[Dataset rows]
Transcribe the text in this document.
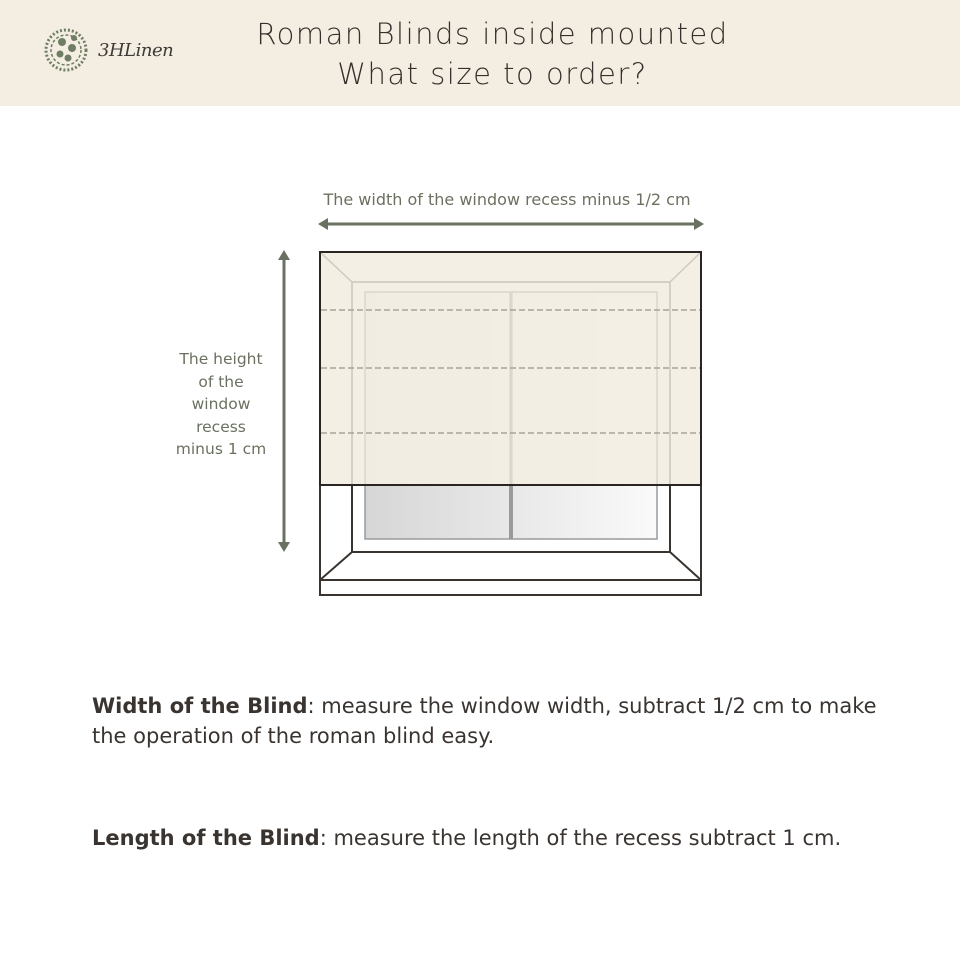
3HLinen	Roman Blinds inside mounted
What size to order?
The width of the window recess minus 1/2 cm
The height
of the
window
recess
minus 1 cm
Width of the Blind: measure the window width, subtract 1/2 cm to make the operation of the roman blind easy.
Length of the Blind: measure the length of the recess subtract 1 cm.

* _What is asked_: Tally up the lines in the records that contain the word "width" and give only the total.

* _Output of the exercise_: 2